PASSAGE SHOWN
* START *

A quiet revolution is sweeping through automotive in-vehicle, vehicle-to-vehicle, and vehicleto- infrastructure communications and networking. Companies as well as standards organizations continue to successfully tackle major design challenges, such as the adoption of hardware and software approaches to meet demanding bandwidth, fault-tolerance, determinism, and reliability requirements.
In fact, there’s marked improvement among a number of communications and control protocols, both hardware and software. These include FlexRay, Controller Area Network (CAN), the Japan Automotive Software Program ARchitecture (JASPAR), the Local Interconnect Network (LIN), the Society of Automotive Engineers (SAE) J1850, the AUTomotive Open System ARchitecture (AUTOSAR), the Media-Oriented Systems Transport (MOST), and the FireWire (1394) standard. The MOST protocol is finding its way into more automotive infotainment systems, mainly in European cars (see “The Line Between Telematics And Infotainment Blurs Even Further”). It isn’t on the road yet, but Toyota is using a 25-Mbyte/s version of MOST in its Prius. Release of the MOST specification Rev. 3 for 150-Mbit/s networks is expected soon.
As for body, powertrain, chassis, and other controls, no one protocol and architecture can be considered as a “one size fits all” solution. Quite often, combinations and refinements of these approaches prove valuable in providing flexibility and meeting automotive control and communications needs. For example, JASPAR was recently adopted for the upcoming version of FlexRay targeting next-generation in-car networks. The FlexRay Consortium will incorporate a JASPAR technical proposal in the main modification points of FlexRay’s Protocol Specification V3.0 and the Physical Layer Specification V3.0, to be released in the 2009/2010 timeframe.
FlexRay continues to serve as a major backbone for automotive applications (Fig. 1). German and Japanese OEMs decided to adopt FlexRay in their car networks. In fact, the first vehicles to commercially use the FlexRay protocol are BMW’s flagship X5 sport utility vehicles (SUVs) and its 7 series of cars.
FlexRay defines a dual-channel 10-Mbit/s data structure. Each channel can be used to implement a redundancy mechanism in a standalone manner, for an aggregate data rate of 20 Mbits/s.
Core members of the FlexRay Consortium (BMW, General Motors, Volkswagen, Daimler-Chrysler, Bosch, Freescale Semiconductor, and NXP Semiconductor) expect FlexRay to become the standard for advanced powertrain, chassis, and x-by-wire automotive systems, even though it presently costs more than the widely used 1-Mbit/s CAN protocol. Most members feel FlexRay will integrate with other protocols rather than replace them.
“FlexRay was originally designed for fault tolerance and redundancy. Now it is also being used for bandwidth where greater bandwidth can be achieved with other networks like CAN,” says Jens Eltze, principal technical application engineer for NEC Electronics America’s Automotive Strategic Business Unit.

* END *

EXERCISE GOAL
Retype the passage on automotive networking between "Core members of" and "than replace them.", inclusive. The data after this point comes from a separate source.

DATASET EXCERPTS
* START *

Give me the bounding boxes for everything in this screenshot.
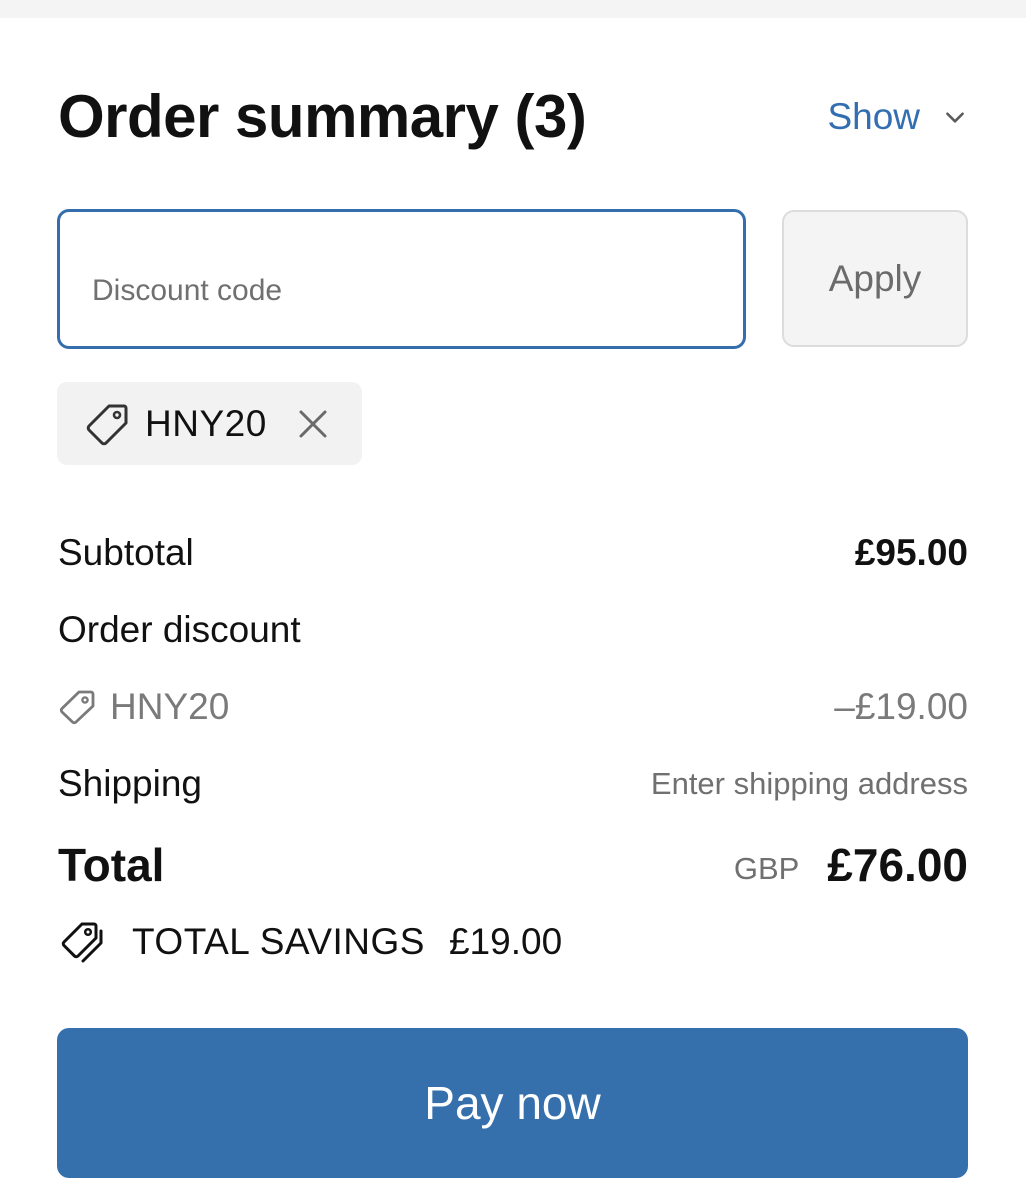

* END *
* START *

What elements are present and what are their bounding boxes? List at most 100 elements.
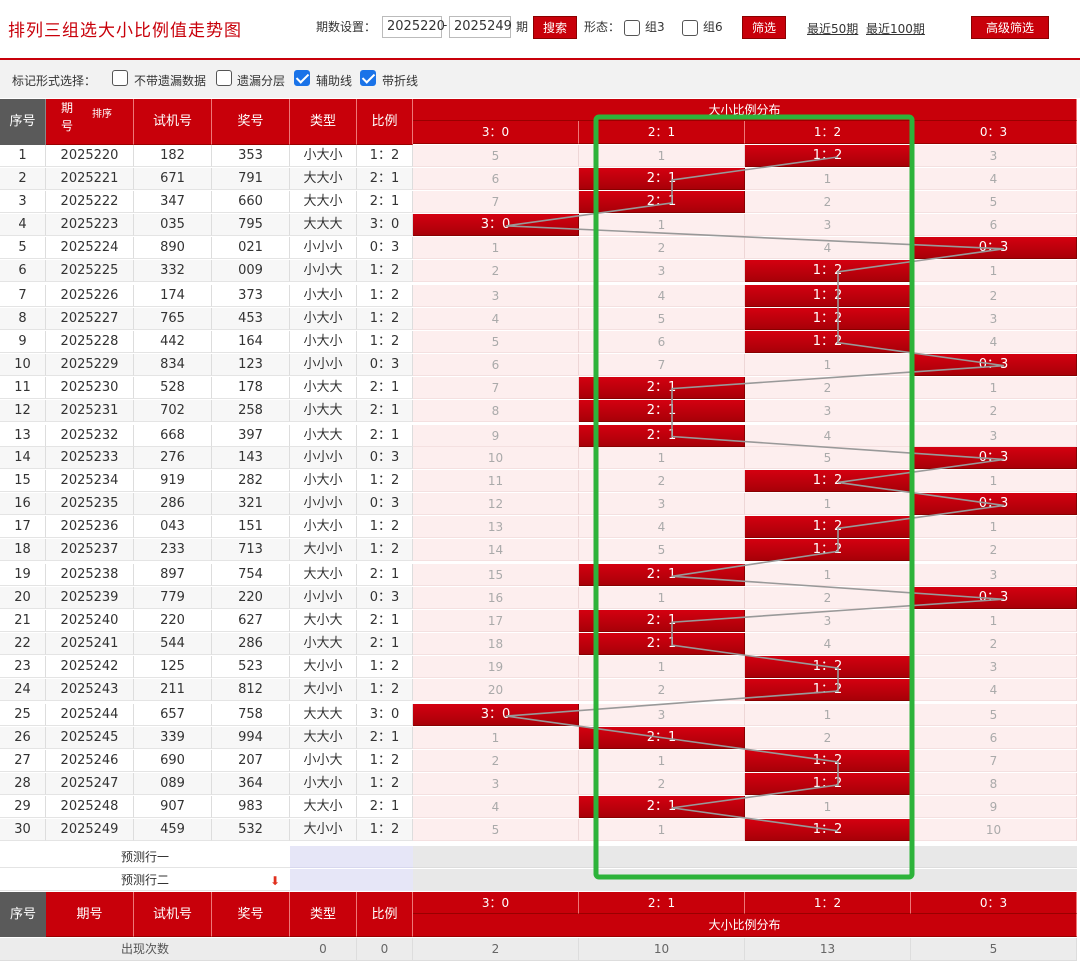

* END *
* START *

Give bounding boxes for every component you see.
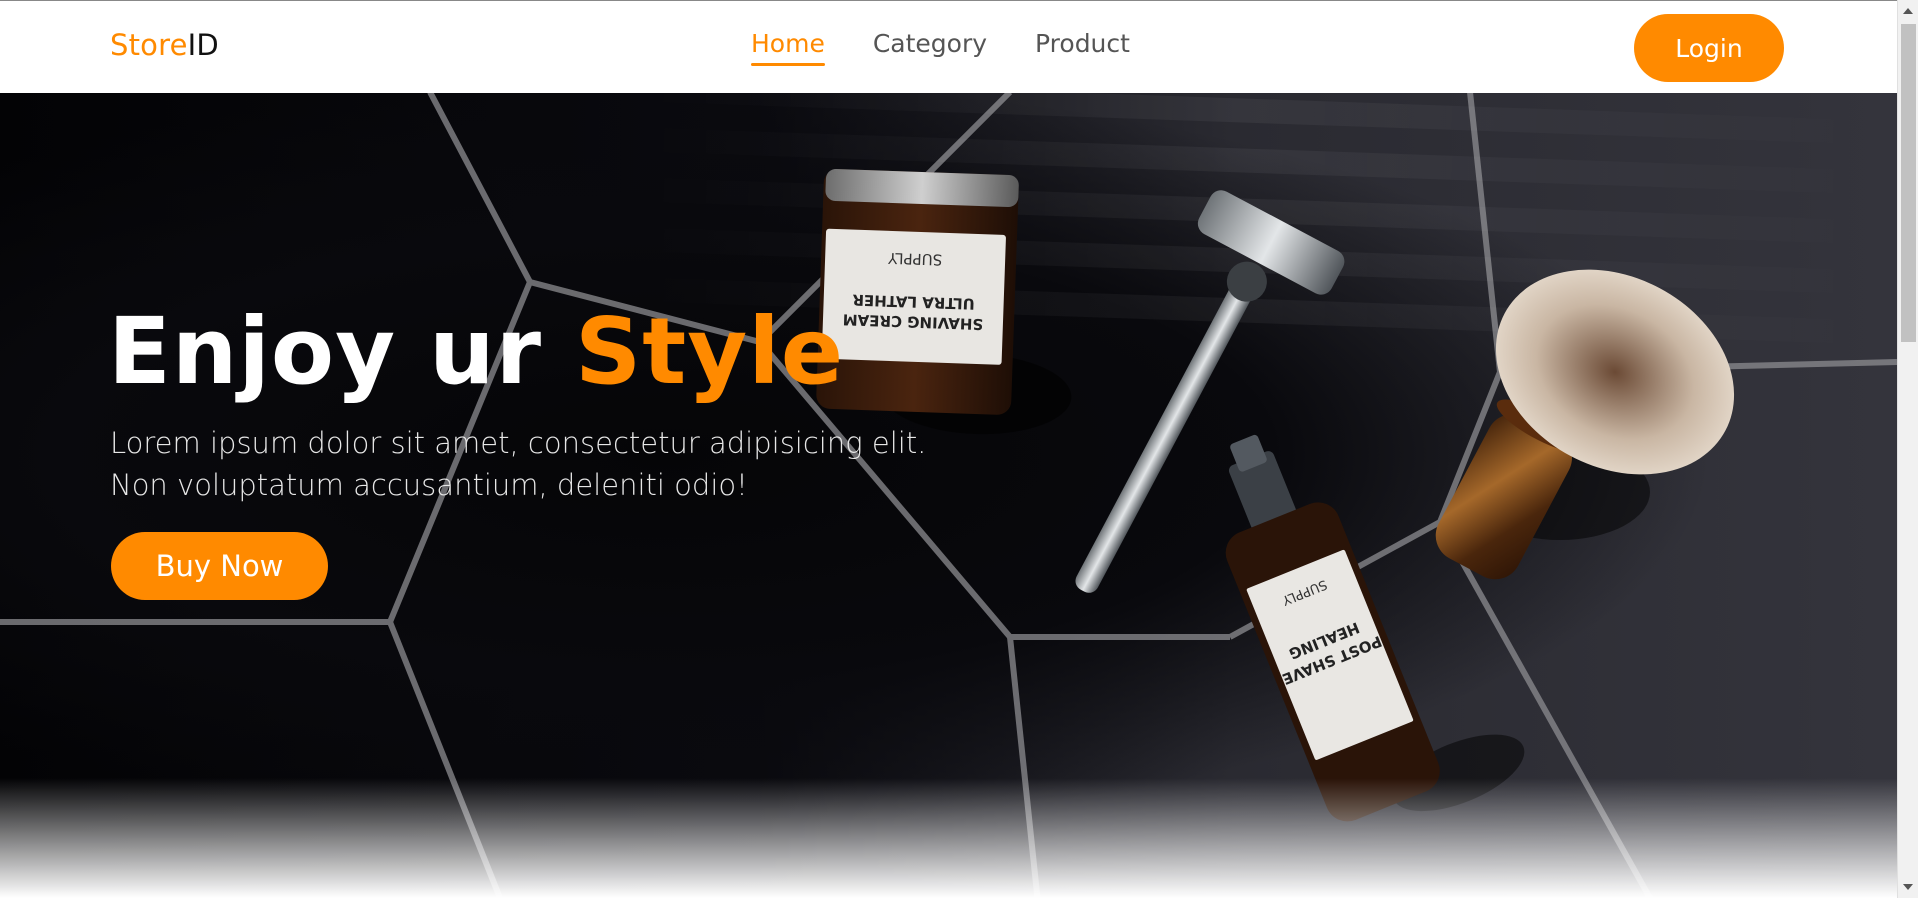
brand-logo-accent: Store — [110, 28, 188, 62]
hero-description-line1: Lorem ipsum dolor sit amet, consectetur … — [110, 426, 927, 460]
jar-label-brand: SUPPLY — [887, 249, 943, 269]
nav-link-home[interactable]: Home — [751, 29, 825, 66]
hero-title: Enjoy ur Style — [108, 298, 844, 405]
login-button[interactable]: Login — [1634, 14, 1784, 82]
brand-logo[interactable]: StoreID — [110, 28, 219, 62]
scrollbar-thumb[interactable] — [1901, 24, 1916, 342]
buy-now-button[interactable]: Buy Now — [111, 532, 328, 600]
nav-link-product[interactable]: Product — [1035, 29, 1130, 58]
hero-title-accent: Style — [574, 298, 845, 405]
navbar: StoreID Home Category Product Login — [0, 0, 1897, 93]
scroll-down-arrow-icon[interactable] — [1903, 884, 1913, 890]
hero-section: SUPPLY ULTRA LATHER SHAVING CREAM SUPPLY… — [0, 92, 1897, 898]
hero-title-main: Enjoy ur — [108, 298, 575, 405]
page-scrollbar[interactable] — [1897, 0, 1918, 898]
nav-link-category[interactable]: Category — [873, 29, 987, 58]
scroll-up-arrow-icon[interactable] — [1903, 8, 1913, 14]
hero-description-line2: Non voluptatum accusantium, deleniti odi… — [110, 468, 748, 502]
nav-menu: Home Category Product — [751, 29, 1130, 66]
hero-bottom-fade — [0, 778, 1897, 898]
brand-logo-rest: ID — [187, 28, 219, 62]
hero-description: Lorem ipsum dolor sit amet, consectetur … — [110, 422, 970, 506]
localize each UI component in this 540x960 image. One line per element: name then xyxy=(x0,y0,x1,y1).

* END *

RESULT FOR THIS EXERCISE
Core members of the FlexRay Consortium (BMW, General Motors, Volkswagen, Daimler-Chrysler, Bosch, Freescale Semiconductor, and NXP Semiconductor) expect FlexRay to become the standard for advanced powertrain, chassis, and x-by-wire automotive systems, even though it presently costs more than the widely used 1-Mbit/s CAN protocol. Most members feel FlexRay will integrate with other protocols rather than replace them.